** begin Material to process **
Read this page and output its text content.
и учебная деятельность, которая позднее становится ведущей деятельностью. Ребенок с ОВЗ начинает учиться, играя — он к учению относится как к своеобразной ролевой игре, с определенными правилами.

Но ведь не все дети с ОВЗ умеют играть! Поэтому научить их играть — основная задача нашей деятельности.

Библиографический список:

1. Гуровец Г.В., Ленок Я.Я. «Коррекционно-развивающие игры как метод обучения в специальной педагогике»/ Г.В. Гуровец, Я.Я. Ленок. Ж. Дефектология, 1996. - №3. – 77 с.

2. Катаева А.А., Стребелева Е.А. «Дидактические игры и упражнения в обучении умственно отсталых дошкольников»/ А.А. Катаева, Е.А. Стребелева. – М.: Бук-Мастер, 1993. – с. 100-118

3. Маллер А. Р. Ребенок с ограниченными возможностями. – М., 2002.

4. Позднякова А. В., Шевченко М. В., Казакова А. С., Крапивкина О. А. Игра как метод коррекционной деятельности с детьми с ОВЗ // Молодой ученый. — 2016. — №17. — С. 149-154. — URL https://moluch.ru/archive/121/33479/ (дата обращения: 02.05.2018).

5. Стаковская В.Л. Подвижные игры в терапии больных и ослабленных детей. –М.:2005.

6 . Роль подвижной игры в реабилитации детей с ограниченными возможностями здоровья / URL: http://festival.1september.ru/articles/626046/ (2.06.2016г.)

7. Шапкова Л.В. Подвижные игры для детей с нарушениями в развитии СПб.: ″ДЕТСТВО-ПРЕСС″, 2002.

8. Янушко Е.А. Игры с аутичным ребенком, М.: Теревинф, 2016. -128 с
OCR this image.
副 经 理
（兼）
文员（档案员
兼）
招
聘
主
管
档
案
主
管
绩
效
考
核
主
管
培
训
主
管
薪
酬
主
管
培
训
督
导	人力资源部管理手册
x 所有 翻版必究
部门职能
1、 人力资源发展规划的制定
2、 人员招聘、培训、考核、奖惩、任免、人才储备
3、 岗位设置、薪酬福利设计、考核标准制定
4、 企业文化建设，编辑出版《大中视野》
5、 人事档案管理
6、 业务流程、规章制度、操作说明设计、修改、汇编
** end Material to process **
** begin Material to process **
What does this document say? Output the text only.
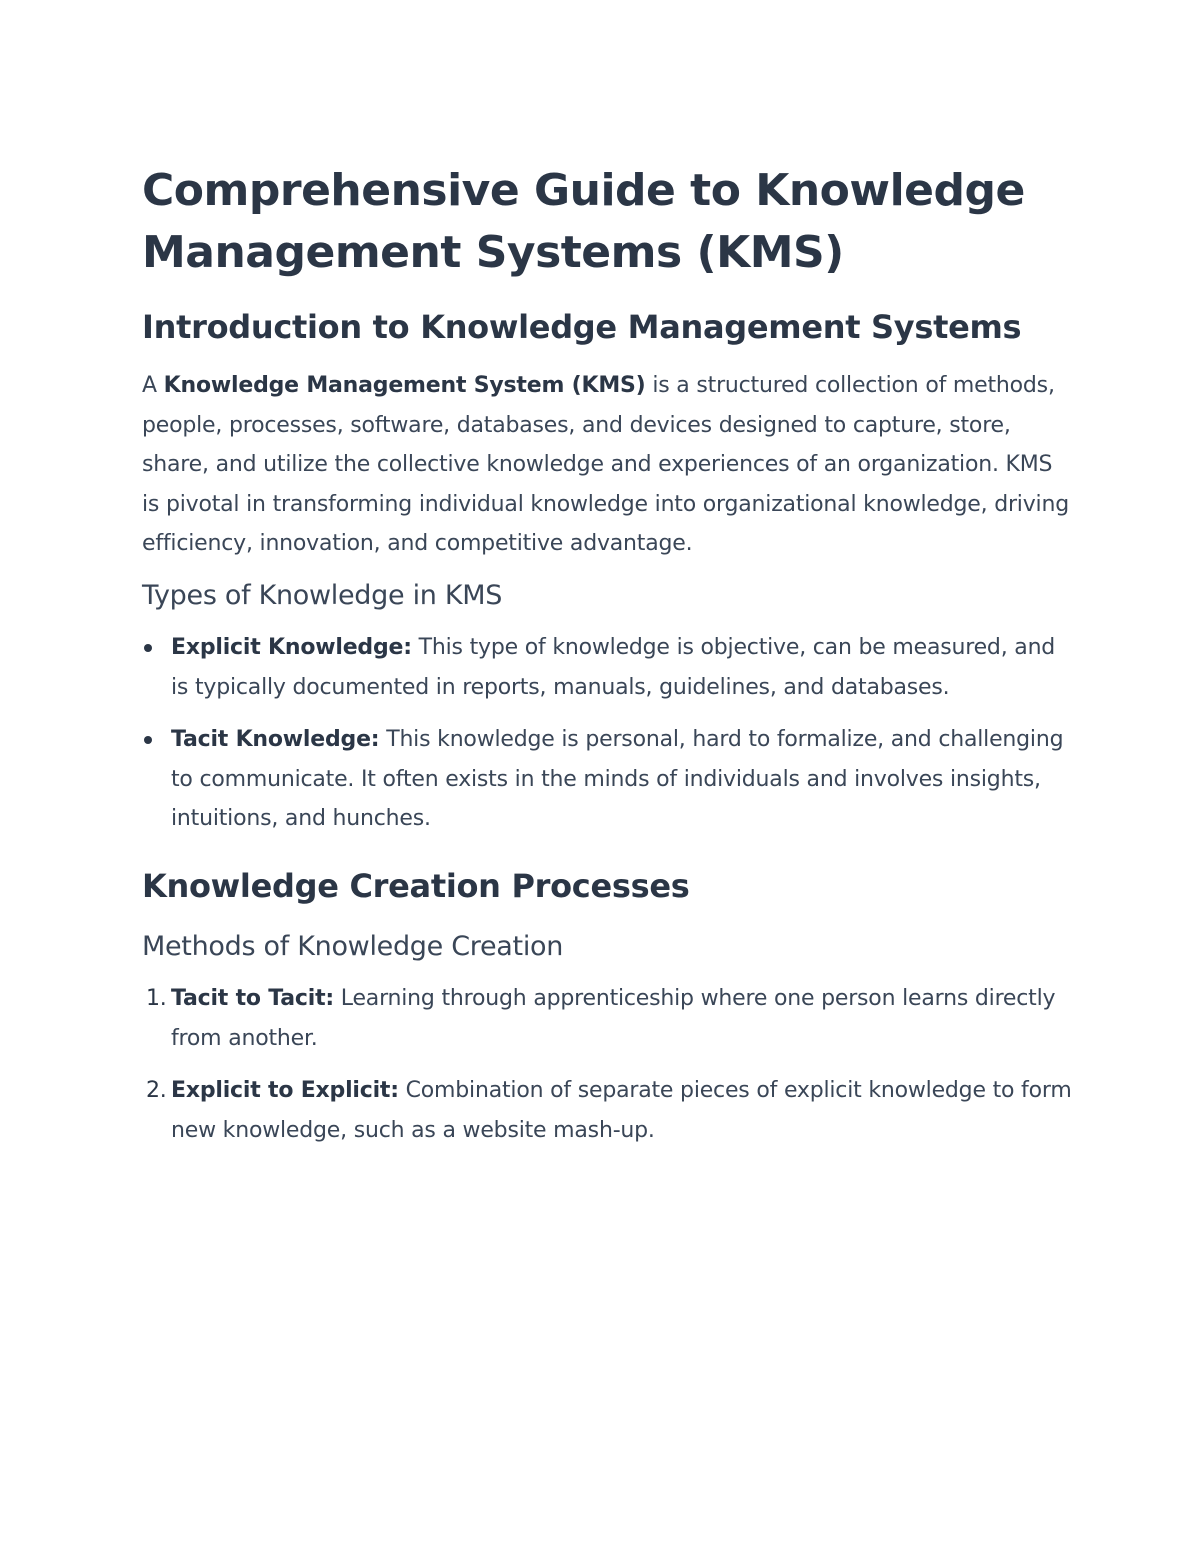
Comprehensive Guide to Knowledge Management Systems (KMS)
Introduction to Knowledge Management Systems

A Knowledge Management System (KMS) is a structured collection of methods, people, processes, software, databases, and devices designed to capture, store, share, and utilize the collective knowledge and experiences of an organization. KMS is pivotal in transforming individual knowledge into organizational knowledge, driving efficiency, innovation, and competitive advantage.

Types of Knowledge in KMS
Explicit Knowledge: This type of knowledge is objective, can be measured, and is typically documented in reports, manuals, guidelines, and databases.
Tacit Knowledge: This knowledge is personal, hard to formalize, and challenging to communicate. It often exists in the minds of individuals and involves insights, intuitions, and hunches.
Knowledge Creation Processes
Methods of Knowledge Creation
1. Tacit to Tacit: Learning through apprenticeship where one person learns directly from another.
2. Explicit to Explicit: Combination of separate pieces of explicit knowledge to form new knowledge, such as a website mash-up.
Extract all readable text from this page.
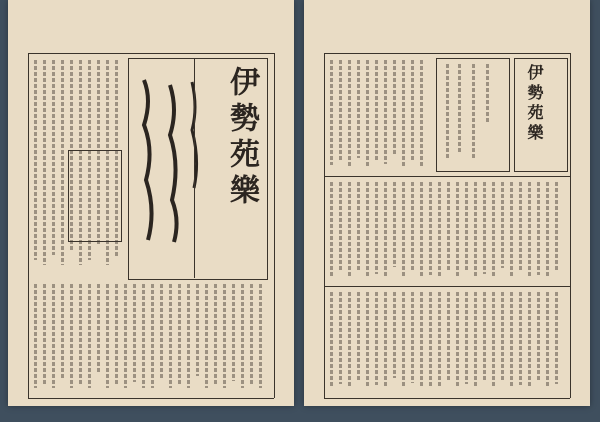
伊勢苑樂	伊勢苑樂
** end Material to process **
[What you have to do]:
Of all the lines in the listing above, how many include "возможностями"? Write only the number.

[Finished exercise]:
2